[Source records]

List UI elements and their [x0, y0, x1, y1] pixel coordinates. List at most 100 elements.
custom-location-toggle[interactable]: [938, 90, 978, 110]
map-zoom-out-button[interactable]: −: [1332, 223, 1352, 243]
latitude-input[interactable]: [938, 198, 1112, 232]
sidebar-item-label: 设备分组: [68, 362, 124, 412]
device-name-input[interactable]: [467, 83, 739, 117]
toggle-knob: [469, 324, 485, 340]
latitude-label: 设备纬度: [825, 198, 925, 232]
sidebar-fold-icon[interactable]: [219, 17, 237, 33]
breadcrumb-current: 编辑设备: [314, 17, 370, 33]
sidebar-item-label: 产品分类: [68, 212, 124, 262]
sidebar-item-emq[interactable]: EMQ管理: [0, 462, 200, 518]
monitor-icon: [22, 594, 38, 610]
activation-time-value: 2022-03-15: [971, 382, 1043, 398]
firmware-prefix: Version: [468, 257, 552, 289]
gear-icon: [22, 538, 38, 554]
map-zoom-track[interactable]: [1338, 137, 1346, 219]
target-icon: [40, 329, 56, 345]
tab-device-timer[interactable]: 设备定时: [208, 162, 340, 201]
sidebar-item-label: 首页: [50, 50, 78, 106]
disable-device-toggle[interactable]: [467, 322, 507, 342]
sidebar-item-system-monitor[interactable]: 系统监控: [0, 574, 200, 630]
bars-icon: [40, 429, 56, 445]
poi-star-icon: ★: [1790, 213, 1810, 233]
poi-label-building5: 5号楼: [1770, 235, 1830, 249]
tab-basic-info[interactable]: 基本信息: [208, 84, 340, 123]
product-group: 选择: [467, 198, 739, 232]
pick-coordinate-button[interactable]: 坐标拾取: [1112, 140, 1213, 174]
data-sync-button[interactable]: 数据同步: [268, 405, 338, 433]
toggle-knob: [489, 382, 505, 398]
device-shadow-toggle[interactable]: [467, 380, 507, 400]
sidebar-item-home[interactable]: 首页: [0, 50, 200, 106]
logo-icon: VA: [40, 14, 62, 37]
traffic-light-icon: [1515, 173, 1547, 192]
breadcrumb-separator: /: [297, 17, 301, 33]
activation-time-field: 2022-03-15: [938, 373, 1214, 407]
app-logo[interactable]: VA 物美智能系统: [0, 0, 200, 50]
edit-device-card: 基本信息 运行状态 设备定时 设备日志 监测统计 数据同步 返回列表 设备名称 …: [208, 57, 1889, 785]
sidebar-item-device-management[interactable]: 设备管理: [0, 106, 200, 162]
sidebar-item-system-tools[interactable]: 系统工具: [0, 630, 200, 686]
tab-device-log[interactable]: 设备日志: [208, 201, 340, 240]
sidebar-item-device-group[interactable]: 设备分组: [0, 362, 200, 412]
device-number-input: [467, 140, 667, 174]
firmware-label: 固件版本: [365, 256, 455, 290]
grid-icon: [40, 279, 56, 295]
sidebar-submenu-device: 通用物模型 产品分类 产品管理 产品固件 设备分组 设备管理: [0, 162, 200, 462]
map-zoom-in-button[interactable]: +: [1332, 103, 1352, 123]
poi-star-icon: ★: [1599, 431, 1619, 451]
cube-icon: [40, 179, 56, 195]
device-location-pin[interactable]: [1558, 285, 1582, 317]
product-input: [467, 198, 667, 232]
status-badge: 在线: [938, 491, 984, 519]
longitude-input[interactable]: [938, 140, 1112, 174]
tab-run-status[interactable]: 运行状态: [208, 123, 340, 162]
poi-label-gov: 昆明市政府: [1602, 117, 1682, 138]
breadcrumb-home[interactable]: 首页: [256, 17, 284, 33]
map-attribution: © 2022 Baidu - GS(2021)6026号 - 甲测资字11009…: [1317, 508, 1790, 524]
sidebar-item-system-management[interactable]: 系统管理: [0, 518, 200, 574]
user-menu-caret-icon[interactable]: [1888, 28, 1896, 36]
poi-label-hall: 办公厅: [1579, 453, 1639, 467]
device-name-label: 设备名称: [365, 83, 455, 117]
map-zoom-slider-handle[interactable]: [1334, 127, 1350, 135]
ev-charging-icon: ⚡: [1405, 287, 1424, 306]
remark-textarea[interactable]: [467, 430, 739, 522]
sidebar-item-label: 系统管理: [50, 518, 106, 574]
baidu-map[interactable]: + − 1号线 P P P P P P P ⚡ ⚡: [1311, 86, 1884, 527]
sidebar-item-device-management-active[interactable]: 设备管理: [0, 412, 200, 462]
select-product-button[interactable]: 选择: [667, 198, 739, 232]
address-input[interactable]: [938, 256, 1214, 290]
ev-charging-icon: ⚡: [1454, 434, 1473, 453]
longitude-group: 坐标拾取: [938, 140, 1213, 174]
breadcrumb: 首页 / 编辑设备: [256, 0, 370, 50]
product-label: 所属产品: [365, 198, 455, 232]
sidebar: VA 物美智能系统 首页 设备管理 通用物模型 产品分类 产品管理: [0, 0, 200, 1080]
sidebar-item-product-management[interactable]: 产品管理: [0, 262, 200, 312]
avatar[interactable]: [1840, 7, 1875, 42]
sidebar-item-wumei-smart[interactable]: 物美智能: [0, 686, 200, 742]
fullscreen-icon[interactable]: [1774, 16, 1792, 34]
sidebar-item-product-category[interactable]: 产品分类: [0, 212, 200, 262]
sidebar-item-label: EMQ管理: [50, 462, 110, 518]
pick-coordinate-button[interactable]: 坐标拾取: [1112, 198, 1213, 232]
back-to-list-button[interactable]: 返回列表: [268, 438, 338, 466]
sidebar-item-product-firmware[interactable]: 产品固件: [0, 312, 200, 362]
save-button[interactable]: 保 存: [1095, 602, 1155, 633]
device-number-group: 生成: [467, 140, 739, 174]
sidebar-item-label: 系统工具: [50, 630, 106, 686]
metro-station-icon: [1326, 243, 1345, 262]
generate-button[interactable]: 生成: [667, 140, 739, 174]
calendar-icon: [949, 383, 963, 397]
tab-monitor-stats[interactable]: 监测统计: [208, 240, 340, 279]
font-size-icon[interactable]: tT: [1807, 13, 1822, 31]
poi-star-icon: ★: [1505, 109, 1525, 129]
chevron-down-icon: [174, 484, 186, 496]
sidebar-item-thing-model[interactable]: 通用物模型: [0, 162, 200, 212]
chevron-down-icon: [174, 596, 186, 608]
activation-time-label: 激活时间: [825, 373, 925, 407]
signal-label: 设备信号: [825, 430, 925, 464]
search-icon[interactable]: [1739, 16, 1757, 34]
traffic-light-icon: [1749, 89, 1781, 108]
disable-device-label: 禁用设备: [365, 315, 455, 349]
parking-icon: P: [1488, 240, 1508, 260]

(TASK STATEMENT): Copy out the material above word for word, from start to finish.

(RESULT):
List UI elements and their [x0, y0, x1, y1] pixel coordinates. List at most 100 elements.
custom-location-toggle[interactable]: [938, 90, 978, 110]
map-zoom-out-button[interactable]: −: [1332, 223, 1352, 243]
latitude-input[interactable]: [938, 198, 1112, 232]
sidebar-item-label: 设备分组: [68, 362, 124, 412]
device-name-input[interactable]: [467, 83, 739, 117]
toggle-knob: [469, 324, 485, 340]
latitude-label: 设备纬度: [825, 198, 925, 232]
sidebar-fold-icon[interactable]: [219, 17, 237, 33]
breadcrumb-current: 编辑设备: [314, 17, 370, 33]
sidebar-item-label: 产品分类: [68, 212, 124, 262]
sidebar-item-emq[interactable]: EMQ管理: [0, 462, 200, 518]
monitor-icon: [22, 594, 38, 610]
activation-time-value: 2022-03-15: [971, 382, 1043, 398]
firmware-prefix: Version: [468, 257, 552, 289]
gear-icon: [22, 538, 38, 554]
map-zoom-track[interactable]: [1338, 137, 1346, 219]
target-icon: [40, 329, 56, 345]
tab-device-timer[interactable]: 设备定时: [208, 162, 340, 201]
sidebar-item-label: 首页: [50, 50, 78, 106]
disable-device-toggle[interactable]: [467, 322, 507, 342]
sidebar-item-system-monitor[interactable]: 系统监控: [0, 574, 200, 630]
bars-icon: [40, 429, 56, 445]
poi-star-icon: ★: [1790, 213, 1810, 233]
poi-label-building5: 5号楼: [1770, 235, 1830, 249]
tab-basic-info[interactable]: 基本信息: [208, 84, 340, 123]
product-group: 选择: [467, 198, 739, 232]
pick-coordinate-button[interactable]: 坐标拾取: [1112, 140, 1213, 174]
data-sync-button[interactable]: 数据同步: [268, 405, 338, 433]
toggle-knob: [489, 382, 505, 398]
device-shadow-toggle[interactable]: [467, 380, 507, 400]
sidebar-item-home[interactable]: 首页: [0, 50, 200, 106]
logo-icon: VA: [40, 14, 62, 37]
traffic-light-icon: [1515, 173, 1547, 192]
breadcrumb-separator: /: [297, 17, 301, 33]
activation-time-field: 2022-03-15: [938, 373, 1214, 407]
app-logo[interactable]: VA 物美智能系统: [0, 0, 200, 50]
edit-device-card: 基本信息 运行状态 设备定时 设备日志 监测统计 数据同步 返回列表 设备名称 …: [208, 57, 1889, 785]
sidebar-item-device-management[interactable]: 设备管理: [0, 106, 200, 162]
sidebar-item-system-tools[interactable]: 系统工具: [0, 630, 200, 686]
tab-device-log[interactable]: 设备日志: [208, 201, 340, 240]
sidebar-item-device-group[interactable]: 设备分组: [0, 362, 200, 412]
device-number-input: [467, 140, 667, 174]
firmware-label: 固件版本: [365, 256, 455, 290]
grid-icon: [40, 279, 56, 295]
sidebar-submenu-device: 通用物模型 产品分类 产品管理 产品固件 设备分组 设备管理: [0, 162, 200, 462]
map-zoom-in-button[interactable]: +: [1332, 103, 1352, 123]
poi-star-icon: ★: [1599, 431, 1619, 451]
cube-icon: [40, 179, 56, 195]
device-location-pin[interactable]: [1558, 285, 1582, 317]
product-input: [467, 198, 667, 232]
status-badge: 在线: [938, 491, 984, 519]
longitude-input[interactable]: [938, 140, 1112, 174]
tab-run-status[interactable]: 运行状态: [208, 123, 340, 162]
poi-label-gov: 昆明市政府: [1602, 117, 1682, 138]
breadcrumb-home[interactable]: 首页: [256, 17, 284, 33]
map-attribution: © 2022 Baidu - GS(2021)6026号 - 甲测资字11009…: [1317, 508, 1790, 524]
sidebar-item-system-management[interactable]: 系统管理: [0, 518, 200, 574]
user-menu-caret-icon[interactable]: [1888, 28, 1896, 36]
poi-label-hall: 办公厅: [1579, 453, 1639, 467]
device-name-label: 设备名称: [365, 83, 455, 117]
map-zoom-slider-handle[interactable]: [1334, 127, 1350, 135]
ev-charging-icon: ⚡: [1405, 287, 1424, 306]
remark-textarea[interactable]: [467, 430, 739, 522]
sidebar-item-label: 系统管理: [50, 518, 106, 574]
baidu-map[interactable]: + − 1号线 P P P P P P P ⚡ ⚡: [1311, 86, 1884, 527]
sidebar-item-device-management-active[interactable]: 设备管理: [0, 412, 200, 462]
select-product-button[interactable]: 选择: [667, 198, 739, 232]
address-input[interactable]: [938, 256, 1214, 290]
ev-charging-icon: ⚡: [1454, 434, 1473, 453]
longitude-group: 坐标拾取: [938, 140, 1213, 174]
breadcrumb: 首页 / 编辑设备: [256, 0, 370, 50]
product-label: 所属产品: [365, 198, 455, 232]
sidebar: VA 物美智能系统 首页 设备管理 通用物模型 产品分类 产品管理: [0, 0, 200, 1080]
sidebar-item-product-management[interactable]: 产品管理: [0, 262, 200, 312]
avatar[interactable]: [1840, 7, 1875, 42]
sidebar-item-wumei-smart[interactable]: 物美智能: [0, 686, 200, 742]
fullscreen-icon[interactable]: [1774, 16, 1792, 34]
sidebar-item-product-category[interactable]: 产品分类: [0, 212, 200, 262]
sidebar-item-label: EMQ管理: [50, 462, 110, 518]
pick-coordinate-button[interactable]: 坐标拾取: [1112, 198, 1213, 232]
back-to-list-button[interactable]: 返回列表: [268, 438, 338, 466]
sidebar-item-product-firmware[interactable]: 产品固件: [0, 312, 200, 362]
save-button[interactable]: 保 存: [1095, 602, 1155, 633]
device-number-group: 生成: [467, 140, 739, 174]
sidebar-item-label: 系统工具: [50, 630, 106, 686]
metro-station-icon: [1326, 243, 1345, 262]
generate-button[interactable]: 生成: [667, 140, 739, 174]
calendar-icon: [949, 383, 963, 397]
tab-monitor-stats[interactable]: 监测统计: [208, 240, 340, 279]
font-size-icon[interactable]: tT: [1807, 13, 1822, 31]
poi-star-icon: ★: [1505, 109, 1525, 129]
chevron-down-icon: [174, 484, 186, 496]
sidebar-item-thing-model[interactable]: 通用物模型: [0, 162, 200, 212]
chevron-down-icon: [174, 596, 186, 608]
activation-time-label: 激活时间: [825, 373, 925, 407]
signal-label: 设备信号: [825, 430, 925, 464]
search-icon[interactable]: [1739, 16, 1757, 34]
traffic-light-icon: [1749, 89, 1781, 108]
disable-device-label: 禁用设备: [365, 315, 455, 349]
parking-icon: P: [1488, 240, 1508, 260]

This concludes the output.